Data to process:
•••
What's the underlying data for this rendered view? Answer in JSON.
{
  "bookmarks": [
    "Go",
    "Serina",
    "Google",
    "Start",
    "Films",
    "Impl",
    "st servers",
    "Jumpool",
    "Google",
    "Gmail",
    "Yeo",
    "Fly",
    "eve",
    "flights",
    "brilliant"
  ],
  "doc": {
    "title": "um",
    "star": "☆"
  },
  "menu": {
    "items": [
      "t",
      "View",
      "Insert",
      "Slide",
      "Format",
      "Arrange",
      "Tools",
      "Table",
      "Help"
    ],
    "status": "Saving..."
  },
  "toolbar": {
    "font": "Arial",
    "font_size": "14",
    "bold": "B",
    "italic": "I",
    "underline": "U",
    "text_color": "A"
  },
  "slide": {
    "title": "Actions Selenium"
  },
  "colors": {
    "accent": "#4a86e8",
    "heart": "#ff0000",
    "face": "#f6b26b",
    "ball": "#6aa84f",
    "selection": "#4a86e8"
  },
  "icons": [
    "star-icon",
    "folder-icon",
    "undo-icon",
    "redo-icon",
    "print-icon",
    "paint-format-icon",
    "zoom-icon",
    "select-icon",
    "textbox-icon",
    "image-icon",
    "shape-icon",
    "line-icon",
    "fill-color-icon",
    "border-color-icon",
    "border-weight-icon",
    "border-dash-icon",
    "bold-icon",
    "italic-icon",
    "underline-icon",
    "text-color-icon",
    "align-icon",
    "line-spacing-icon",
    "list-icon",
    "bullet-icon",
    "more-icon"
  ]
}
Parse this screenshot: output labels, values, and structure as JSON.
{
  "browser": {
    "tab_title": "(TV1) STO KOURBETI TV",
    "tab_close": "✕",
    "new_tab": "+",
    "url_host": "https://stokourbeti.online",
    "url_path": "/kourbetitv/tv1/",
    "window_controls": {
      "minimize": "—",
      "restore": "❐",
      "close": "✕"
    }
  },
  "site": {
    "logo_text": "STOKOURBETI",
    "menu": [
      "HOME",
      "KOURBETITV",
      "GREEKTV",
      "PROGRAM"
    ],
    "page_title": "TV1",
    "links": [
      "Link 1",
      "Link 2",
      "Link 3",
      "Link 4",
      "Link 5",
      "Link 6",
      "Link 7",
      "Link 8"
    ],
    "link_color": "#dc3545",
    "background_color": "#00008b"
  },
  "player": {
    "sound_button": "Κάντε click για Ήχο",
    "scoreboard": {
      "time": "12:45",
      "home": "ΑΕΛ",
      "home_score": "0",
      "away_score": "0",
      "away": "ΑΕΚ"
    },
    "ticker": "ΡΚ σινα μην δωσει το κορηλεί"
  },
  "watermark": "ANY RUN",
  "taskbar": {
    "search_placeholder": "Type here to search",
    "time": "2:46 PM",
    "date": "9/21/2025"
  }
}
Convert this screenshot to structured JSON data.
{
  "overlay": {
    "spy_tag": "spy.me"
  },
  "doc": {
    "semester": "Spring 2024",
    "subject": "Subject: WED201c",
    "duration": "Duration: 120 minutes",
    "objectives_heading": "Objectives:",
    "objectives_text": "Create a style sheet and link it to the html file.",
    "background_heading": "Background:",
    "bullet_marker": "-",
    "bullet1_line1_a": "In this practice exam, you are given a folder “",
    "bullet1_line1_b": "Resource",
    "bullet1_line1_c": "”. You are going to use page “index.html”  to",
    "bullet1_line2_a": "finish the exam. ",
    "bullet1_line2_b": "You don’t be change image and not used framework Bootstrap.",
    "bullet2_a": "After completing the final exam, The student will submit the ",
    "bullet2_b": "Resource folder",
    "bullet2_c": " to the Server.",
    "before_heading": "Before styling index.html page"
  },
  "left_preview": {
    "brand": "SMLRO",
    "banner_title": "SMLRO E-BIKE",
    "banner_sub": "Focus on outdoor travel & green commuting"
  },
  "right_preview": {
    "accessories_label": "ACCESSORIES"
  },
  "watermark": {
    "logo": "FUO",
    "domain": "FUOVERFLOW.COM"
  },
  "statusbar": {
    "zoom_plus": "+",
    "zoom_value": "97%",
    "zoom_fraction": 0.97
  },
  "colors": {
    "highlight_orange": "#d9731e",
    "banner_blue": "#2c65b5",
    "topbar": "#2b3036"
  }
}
•••
Task objective: Go through the entries and repeat each one exactly.

Worked answer:
What's the underlying data for this rendered view? Answer in JSON.
{
  "bookmarks": [
    "Go",
    "Serina",
    "Google",
    "Start",
    "Films",
    "Impl",
    "st servers",
    "Jumpool",
    "Google",
    "Gmail",
    "Yeo",
    "Fly",
    "eve",
    "flights",
    "brilliant"
  ],
  "doc": {
    "title": "um",
    "star": "☆"
  },
  "menu": {
    "items": [
      "t",
      "View",
      "Insert",
      "Slide",
      "Format",
      "Arrange",
      "Tools",
      "Table",
      "Help"
    ],
    "status": "Saving..."
  },
  "toolbar": {
    "font": "Arial",
    "font_size": "14",
    "bold": "B",
    "italic": "I",
    "underline": "U",
    "text_color": "A"
  },
  "slide": {
    "title": "Actions Selenium"
  },
  "colors": {
    "accent": "#4a86e8",
    "heart": "#ff0000",
    "face": "#f6b26b",
    "ball": "#6aa84f",
    "selection": "#4a86e8"
  },
  "icons": [
    "star-icon",
    "folder-icon",
    "undo-icon",
    "redo-icon",
    "print-icon",
    "paint-format-icon",
    "zoom-icon",
    "select-icon",
    "textbox-icon",
    "image-icon",
    "shape-icon",
    "line-icon",
    "fill-color-icon",
    "border-color-icon",
    "border-weight-icon",
    "border-dash-icon",
    "bold-icon",
    "italic-icon",
    "underline-icon",
    "text-color-icon",
    "align-icon",
    "line-spacing-icon",
    "list-icon",
    "bullet-icon",
    "more-icon"
  ]
}
Parse this screenshot: output labels, values, and structure as JSON.
{
  "browser": {
    "tab_title": "(TV1) STO KOURBETI TV",
    "tab_close": "✕",
    "new_tab": "+",
    "url_host": "https://stokourbeti.online",
    "url_path": "/kourbetitv/tv1/",
    "window_controls": {
      "minimize": "—",
      "restore": "❐",
      "close": "✕"
    }
  },
  "site": {
    "logo_text": "STOKOURBETI",
    "menu": [
      "HOME",
      "KOURBETITV",
      "GREEKTV",
      "PROGRAM"
    ],
    "page_title": "TV1",
    "links": [
      "Link 1",
      "Link 2",
      "Link 3",
      "Link 4",
      "Link 5",
      "Link 6",
      "Link 7",
      "Link 8"
    ],
    "link_color": "#dc3545",
    "background_color": "#00008b"
  },
  "player": {
    "sound_button": "Κάντε click για Ήχο",
    "scoreboard": {
      "time": "12:45",
      "home": "ΑΕΛ",
      "home_score": "0",
      "away_score": "0",
      "away": "ΑΕΚ"
    },
    "ticker": "ΡΚ σινα μην δωσει το κορηλεί"
  },
  "watermark": "ANY RUN",
  "taskbar": {
    "search_placeholder": "Type here to search",
    "time": "2:46 PM",
    "date": "9/21/2025"
  }
}
Convert this screenshot to structured JSON data.
{
  "overlay": {
    "spy_tag": "spy.me"
  },
  "doc": {
    "semester": "Spring 2024",
    "subject": "Subject: WED201c",
    "duration": "Duration: 120 minutes",
    "objectives_heading": "Objectives:",
    "objectives_text": "Create a style sheet and link it to the html file.",
    "background_heading": "Background:",
    "bullet_marker": "-",
    "bullet1_line1_a": "In this practice exam, you are given a folder “",
    "bullet1_line1_b": "Resource",
    "bullet1_line1_c": "”. You are going to use page “index.html”  to",
    "bullet1_line2_a": "finish the exam. ",
    "bullet1_line2_b": "You don’t be change image and not used framework Bootstrap.",
    "bullet2_a": "After completing the final exam, The student will submit the ",
    "bullet2_b": "Resource folder",
    "bullet2_c": " to the Server.",
    "before_heading": "Before styling index.html page"
  },
  "left_preview": {
    "brand": "SMLRO",
    "banner_title": "SMLRO E-BIKE",
    "banner_sub": "Focus on outdoor travel & green commuting"
  },
  "right_preview": {
    "accessories_label": "ACCESSORIES"
  },
  "watermark": {
    "logo": "FUO",
    "domain": "FUOVERFLOW.COM"
  },
  "statusbar": {
    "zoom_plus": "+",
    "zoom_value": "97%",
    "zoom_fraction": 0.97
  },
  "colors": {
    "highlight_orange": "#d9731e",
    "banner_blue": "#2c65b5",
    "topbar": "#2b3036"
  }
}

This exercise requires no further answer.